---- AVAILABLE RECORDS

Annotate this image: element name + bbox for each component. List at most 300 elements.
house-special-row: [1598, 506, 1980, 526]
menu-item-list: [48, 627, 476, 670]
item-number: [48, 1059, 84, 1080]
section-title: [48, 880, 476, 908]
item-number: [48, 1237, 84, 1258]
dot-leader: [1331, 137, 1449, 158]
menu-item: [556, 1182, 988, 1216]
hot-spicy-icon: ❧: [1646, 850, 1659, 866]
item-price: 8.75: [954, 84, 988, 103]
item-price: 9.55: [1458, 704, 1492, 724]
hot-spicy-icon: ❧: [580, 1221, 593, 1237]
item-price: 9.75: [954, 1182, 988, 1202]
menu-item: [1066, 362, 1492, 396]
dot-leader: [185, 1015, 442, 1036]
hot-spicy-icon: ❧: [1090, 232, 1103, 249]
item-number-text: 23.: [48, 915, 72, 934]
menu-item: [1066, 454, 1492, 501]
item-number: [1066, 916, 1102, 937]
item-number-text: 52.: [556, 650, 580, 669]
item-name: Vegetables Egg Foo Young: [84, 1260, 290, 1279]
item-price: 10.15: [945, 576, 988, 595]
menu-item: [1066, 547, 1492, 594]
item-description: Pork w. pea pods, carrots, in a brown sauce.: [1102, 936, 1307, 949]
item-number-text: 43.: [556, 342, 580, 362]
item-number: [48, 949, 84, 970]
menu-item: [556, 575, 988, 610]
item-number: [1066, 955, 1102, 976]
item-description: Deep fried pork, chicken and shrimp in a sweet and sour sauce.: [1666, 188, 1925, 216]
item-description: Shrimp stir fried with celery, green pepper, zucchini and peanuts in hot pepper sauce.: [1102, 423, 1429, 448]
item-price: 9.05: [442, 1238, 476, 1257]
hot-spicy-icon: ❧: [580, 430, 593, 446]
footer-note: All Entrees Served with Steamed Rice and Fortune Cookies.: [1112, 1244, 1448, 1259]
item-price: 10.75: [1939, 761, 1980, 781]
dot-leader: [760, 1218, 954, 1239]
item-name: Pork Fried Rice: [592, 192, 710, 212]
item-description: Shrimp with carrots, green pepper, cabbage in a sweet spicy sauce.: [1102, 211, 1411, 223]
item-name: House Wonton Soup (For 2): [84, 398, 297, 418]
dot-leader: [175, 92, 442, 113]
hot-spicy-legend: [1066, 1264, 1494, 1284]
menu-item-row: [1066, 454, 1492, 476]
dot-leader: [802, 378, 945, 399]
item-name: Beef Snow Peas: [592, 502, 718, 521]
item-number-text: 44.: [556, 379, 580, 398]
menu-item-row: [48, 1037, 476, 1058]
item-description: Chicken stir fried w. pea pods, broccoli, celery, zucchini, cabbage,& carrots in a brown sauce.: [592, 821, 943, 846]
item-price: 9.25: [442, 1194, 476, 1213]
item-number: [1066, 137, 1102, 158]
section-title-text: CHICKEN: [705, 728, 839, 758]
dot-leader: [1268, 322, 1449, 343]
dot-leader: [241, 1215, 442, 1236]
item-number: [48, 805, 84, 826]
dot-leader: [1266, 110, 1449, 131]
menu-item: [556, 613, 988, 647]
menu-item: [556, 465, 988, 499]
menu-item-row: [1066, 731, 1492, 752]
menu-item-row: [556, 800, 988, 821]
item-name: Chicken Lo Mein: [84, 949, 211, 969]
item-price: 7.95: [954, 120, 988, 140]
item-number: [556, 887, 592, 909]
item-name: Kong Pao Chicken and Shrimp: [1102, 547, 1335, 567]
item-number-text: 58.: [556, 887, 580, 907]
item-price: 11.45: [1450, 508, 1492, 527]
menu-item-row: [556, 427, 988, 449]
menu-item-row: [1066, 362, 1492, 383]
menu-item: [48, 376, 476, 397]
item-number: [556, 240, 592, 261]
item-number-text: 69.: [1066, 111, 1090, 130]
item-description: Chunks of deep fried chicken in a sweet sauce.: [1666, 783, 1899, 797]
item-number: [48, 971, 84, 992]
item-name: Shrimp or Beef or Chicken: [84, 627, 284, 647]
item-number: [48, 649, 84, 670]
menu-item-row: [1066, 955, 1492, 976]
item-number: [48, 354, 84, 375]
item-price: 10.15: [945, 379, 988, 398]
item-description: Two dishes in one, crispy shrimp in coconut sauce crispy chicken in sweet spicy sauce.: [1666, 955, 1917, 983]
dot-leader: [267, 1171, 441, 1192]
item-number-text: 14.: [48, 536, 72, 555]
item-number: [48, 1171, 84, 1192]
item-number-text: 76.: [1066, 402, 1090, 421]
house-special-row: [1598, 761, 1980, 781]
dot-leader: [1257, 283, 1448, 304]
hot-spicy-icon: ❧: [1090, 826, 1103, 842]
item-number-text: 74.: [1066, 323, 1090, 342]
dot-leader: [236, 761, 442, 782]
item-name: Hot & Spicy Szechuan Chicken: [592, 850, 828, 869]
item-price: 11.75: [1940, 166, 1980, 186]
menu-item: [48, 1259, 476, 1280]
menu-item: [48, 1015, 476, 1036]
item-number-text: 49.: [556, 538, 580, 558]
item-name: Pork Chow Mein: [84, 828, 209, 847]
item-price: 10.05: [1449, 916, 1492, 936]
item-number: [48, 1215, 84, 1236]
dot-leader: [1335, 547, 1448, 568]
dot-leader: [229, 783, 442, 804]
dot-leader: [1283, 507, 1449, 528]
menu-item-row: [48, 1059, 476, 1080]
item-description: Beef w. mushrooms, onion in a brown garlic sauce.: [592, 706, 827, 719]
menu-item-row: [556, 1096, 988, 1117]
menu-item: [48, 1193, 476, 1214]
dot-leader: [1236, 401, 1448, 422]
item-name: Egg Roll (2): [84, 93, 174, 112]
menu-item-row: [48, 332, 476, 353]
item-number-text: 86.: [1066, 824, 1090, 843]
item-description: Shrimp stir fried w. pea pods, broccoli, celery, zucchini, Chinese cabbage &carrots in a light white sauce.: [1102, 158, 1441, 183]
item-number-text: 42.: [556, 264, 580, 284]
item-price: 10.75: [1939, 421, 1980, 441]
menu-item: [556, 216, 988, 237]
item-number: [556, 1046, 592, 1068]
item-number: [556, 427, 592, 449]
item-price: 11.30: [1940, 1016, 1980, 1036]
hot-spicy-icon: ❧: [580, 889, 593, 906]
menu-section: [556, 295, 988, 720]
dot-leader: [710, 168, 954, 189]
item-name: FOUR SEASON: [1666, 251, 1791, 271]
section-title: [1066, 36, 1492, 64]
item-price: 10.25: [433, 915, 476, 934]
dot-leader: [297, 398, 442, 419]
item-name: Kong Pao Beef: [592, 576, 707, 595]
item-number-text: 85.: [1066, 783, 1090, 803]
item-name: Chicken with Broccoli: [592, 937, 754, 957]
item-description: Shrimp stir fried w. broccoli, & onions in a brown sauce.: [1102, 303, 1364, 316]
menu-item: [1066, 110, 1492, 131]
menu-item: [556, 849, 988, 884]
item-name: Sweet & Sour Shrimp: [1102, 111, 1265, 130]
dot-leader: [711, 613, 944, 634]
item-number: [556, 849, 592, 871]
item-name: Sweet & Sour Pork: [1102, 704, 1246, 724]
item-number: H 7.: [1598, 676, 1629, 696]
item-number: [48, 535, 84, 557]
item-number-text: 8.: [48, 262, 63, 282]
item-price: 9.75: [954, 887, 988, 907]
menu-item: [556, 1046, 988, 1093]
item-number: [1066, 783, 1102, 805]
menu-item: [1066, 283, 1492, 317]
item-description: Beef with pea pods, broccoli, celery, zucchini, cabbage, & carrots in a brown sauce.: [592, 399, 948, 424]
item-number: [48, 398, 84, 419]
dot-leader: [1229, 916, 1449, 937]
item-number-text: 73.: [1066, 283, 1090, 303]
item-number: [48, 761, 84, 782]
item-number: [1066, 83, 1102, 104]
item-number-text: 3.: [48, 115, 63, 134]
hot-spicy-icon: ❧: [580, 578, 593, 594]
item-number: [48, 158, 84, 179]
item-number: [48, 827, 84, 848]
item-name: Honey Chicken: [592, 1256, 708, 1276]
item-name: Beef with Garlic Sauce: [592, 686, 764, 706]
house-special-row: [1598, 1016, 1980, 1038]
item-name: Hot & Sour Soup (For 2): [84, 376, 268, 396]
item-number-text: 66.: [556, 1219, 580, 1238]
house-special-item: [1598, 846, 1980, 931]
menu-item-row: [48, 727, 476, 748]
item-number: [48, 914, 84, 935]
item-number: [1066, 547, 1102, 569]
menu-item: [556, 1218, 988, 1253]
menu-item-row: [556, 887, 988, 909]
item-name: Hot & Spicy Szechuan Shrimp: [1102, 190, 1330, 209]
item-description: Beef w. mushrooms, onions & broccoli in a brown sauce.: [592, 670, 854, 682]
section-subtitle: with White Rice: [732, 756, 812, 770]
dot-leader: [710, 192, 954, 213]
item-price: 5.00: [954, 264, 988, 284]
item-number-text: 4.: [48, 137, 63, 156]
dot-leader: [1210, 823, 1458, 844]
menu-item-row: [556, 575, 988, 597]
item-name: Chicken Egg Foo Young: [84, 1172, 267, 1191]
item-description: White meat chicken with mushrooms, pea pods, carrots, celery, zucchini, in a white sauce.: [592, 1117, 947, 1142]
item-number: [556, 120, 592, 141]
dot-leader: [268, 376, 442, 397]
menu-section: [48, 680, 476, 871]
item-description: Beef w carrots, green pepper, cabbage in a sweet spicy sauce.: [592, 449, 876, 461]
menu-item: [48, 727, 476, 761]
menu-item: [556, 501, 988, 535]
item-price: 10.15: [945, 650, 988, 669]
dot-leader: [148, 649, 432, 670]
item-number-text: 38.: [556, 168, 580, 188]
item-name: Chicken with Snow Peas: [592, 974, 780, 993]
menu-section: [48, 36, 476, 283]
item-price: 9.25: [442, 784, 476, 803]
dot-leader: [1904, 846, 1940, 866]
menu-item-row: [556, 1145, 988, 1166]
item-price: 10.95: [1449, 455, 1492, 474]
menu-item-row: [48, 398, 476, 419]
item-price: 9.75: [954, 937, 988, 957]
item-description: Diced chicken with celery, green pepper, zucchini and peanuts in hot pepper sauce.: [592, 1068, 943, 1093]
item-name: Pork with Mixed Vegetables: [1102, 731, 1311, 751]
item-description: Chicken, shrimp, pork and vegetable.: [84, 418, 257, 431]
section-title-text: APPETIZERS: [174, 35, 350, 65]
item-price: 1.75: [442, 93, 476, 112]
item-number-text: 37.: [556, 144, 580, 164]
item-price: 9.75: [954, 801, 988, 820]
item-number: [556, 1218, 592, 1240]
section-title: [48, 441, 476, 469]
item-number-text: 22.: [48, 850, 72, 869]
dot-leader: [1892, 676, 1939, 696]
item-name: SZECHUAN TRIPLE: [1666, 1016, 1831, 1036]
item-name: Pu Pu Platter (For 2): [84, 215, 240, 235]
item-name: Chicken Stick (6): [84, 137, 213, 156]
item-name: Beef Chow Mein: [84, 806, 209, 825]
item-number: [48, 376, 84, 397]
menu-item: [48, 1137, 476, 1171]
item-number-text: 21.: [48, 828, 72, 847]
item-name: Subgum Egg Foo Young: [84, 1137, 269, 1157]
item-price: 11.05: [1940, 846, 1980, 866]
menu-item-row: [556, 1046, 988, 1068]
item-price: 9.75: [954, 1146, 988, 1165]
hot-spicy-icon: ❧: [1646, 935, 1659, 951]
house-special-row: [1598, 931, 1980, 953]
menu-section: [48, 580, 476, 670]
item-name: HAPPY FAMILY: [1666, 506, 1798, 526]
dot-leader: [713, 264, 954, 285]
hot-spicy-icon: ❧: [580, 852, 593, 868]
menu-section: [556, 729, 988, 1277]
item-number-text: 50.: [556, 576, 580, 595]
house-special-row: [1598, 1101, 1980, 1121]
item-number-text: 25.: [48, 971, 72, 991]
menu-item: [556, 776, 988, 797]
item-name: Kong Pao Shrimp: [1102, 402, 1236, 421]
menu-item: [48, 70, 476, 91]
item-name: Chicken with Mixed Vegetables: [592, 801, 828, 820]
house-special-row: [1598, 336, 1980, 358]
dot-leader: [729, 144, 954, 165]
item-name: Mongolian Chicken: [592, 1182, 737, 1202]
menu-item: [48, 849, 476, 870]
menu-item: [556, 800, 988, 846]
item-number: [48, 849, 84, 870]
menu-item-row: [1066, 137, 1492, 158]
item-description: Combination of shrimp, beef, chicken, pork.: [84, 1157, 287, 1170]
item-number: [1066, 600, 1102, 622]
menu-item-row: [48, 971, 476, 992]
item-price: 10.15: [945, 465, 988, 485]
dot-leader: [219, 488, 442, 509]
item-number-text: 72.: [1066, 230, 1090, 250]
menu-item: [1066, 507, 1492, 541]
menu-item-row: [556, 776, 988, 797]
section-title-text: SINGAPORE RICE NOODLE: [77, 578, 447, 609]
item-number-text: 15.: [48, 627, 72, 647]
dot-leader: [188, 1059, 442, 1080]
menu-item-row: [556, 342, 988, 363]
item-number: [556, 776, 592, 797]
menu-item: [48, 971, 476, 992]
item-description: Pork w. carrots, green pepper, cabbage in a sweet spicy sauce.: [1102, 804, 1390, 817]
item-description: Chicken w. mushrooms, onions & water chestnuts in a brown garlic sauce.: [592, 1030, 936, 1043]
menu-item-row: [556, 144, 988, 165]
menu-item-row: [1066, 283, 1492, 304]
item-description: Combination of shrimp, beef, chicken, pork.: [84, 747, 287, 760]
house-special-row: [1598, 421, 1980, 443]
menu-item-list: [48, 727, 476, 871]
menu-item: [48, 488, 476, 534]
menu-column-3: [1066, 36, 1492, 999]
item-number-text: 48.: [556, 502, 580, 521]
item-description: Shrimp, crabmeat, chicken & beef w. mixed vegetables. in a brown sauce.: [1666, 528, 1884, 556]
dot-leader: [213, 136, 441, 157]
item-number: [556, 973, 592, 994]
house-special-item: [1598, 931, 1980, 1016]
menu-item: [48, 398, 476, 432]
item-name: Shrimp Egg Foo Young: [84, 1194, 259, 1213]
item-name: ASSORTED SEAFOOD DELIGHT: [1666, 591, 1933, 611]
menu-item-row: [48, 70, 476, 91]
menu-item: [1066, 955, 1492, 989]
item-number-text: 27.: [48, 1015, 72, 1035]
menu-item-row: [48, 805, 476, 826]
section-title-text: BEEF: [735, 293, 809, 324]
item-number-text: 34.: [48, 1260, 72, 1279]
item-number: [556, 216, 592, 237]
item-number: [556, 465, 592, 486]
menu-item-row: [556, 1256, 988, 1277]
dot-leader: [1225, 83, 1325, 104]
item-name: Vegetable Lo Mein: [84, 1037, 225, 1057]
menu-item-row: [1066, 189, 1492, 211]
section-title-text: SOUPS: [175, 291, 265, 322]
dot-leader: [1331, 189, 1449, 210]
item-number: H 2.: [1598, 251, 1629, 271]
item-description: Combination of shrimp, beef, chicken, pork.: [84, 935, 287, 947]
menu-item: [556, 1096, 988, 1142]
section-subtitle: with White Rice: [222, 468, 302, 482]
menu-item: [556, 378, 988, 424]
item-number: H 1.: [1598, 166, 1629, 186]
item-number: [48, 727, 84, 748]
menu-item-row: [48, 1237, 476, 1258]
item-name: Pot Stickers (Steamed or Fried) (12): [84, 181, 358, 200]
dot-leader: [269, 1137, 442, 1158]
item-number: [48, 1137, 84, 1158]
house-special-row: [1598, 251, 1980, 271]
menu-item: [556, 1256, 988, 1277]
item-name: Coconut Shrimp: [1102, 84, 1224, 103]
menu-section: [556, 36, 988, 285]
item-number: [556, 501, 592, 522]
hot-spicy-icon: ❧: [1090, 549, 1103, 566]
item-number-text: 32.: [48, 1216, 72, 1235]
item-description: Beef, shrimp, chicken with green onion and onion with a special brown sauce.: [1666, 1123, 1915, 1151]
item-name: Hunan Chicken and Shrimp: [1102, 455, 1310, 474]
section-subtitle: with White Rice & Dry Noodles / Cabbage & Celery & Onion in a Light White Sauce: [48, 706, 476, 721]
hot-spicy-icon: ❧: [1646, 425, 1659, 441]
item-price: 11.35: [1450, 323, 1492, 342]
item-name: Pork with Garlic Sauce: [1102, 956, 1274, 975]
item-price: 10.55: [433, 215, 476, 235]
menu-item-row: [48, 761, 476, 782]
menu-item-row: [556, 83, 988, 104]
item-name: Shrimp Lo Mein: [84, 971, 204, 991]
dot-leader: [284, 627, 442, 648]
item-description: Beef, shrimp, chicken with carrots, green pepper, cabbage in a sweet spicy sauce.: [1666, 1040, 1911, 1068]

--------

**AIM OF THE EXERCISE**. Please copy out every line from the very first one down to the line containing "menu-item: [556, 1182, 988, 1216]", including both of those lines.

**OUTPUT BELOW**.
Annotate this image: element name + bbox for each component. List at most 300 elements.
house-special-row: [1598, 506, 1980, 526]
menu-item-list: [48, 627, 476, 670]
item-number: [48, 1059, 84, 1080]
section-title: [48, 880, 476, 908]
item-number: [48, 1237, 84, 1258]
dot-leader: [1331, 137, 1449, 158]
menu-item: [556, 1182, 988, 1216]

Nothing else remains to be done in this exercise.